• SUPPLIED MATERIAL:
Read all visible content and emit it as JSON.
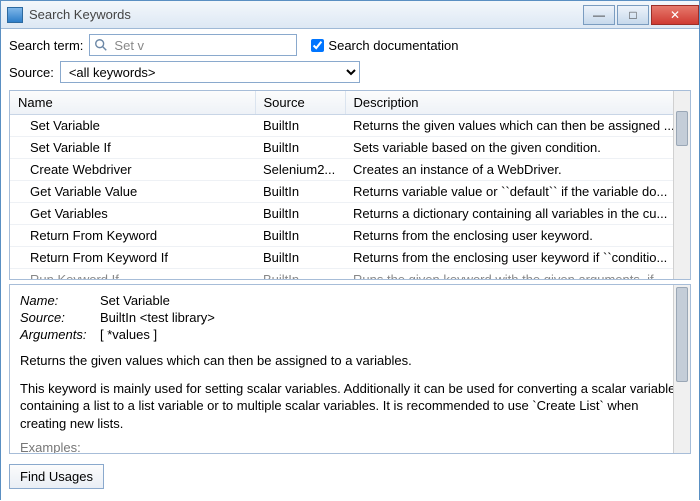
{
  "window": {
    "title": "Search Keywords"
  },
  "search": {
    "label": "Search term:",
    "value": "Set v",
    "docs_label": "Search documentation",
    "docs_checked": true
  },
  "source": {
    "label": "Source:",
    "selected": "<all keywords>"
  },
  "table": {
    "columns": {
      "name": "Name",
      "source": "Source",
      "description": "Description"
    },
    "rows": [
      {
        "name": "Set Variable",
        "source": "BuiltIn",
        "description": "Returns the given values which can then be assigned ..."
      },
      {
        "name": "Set Variable If",
        "source": "BuiltIn",
        "description": "Sets variable based on the given condition."
      },
      {
        "name": "Create Webdriver",
        "source": "Selenium2...",
        "description": "Creates an instance of a WebDriver."
      },
      {
        "name": "Get Variable Value",
        "source": "BuiltIn",
        "description": "Returns variable value or ``default`` if the variable do..."
      },
      {
        "name": "Get Variables",
        "source": "BuiltIn",
        "description": "Returns a dictionary containing all variables in the cu..."
      },
      {
        "name": "Return From Keyword",
        "source": "BuiltIn",
        "description": "Returns from the enclosing user keyword."
      },
      {
        "name": "Return From Keyword If",
        "source": "BuiltIn",
        "description": "Returns from the enclosing user keyword if ``conditio..."
      },
      {
        "name": "Run Keyword If",
        "source": "BuiltIn",
        "description": "Runs the given keyword with the given arguments, if ..."
      }
    ]
  },
  "detail": {
    "name_label": "Name:",
    "name": "Set Variable",
    "source_label": "Source:",
    "source": "BuiltIn <test library>",
    "args_label": "Arguments:",
    "args": "[ *values ]",
    "para1": "Returns the given values which can then be assigned to a variables.",
    "para2": "This keyword is mainly used for setting scalar variables. Additionally it can be used for converting a scalar variable containing a list to a list variable or to multiple scalar variables. It is recommended to use `Create List` when creating new lists.",
    "examples_label": "Examples:"
  },
  "footer": {
    "find_usages": "Find Usages"
  }
}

• GOAL OF THE EXERCISE:
Leave out the pictures and give the listing above again exactly.

• THE RESULT:
Read all visible content and emit it as JSON.
{
  "window": {
    "title": "Search Keywords"
  },
  "search": {
    "label": "Search term:",
    "value": "Set v",
    "docs_label": "Search documentation",
    "docs_checked": true
  },
  "source": {
    "label": "Source:",
    "selected": "<all keywords>"
  },
  "table": {
    "columns": {
      "name": "Name",
      "source": "Source",
      "description": "Description"
    },
    "rows": [
      {
        "name": "Set Variable",
        "source": "BuiltIn",
        "description": "Returns the given values which can then be assigned ..."
      },
      {
        "name": "Set Variable If",
        "source": "BuiltIn",
        "description": "Sets variable based on the given condition."
      },
      {
        "name": "Create Webdriver",
        "source": "Selenium2...",
        "description": "Creates an instance of a WebDriver."
      },
      {
        "name": "Get Variable Value",
        "source": "BuiltIn",
        "description": "Returns variable value or ``default`` if the variable do..."
      },
      {
        "name": "Get Variables",
        "source": "BuiltIn",
        "description": "Returns a dictionary containing all variables in the cu..."
      },
      {
        "name": "Return From Keyword",
        "source": "BuiltIn",
        "description": "Returns from the enclosing user keyword."
      },
      {
        "name": "Return From Keyword If",
        "source": "BuiltIn",
        "description": "Returns from the enclosing user keyword if ``conditio..."
      },
      {
        "name": "Run Keyword If",
        "source": "BuiltIn",
        "description": "Runs the given keyword with the given arguments, if ..."
      }
    ]
  },
  "detail": {
    "name_label": "Name:",
    "name": "Set Variable",
    "source_label": "Source:",
    "source": "BuiltIn <test library>",
    "args_label": "Arguments:",
    "args": "[ *values ]",
    "para1": "Returns the given values which can then be assigned to a variables.",
    "para2": "This keyword is mainly used for setting scalar variables. Additionally it can be used for converting a scalar variable containing a list to a list variable or to multiple scalar variables. It is recommended to use `Create List` when creating new lists.",
    "examples_label": "Examples:"
  },
  "footer": {
    "find_usages": "Find Usages"
  }
}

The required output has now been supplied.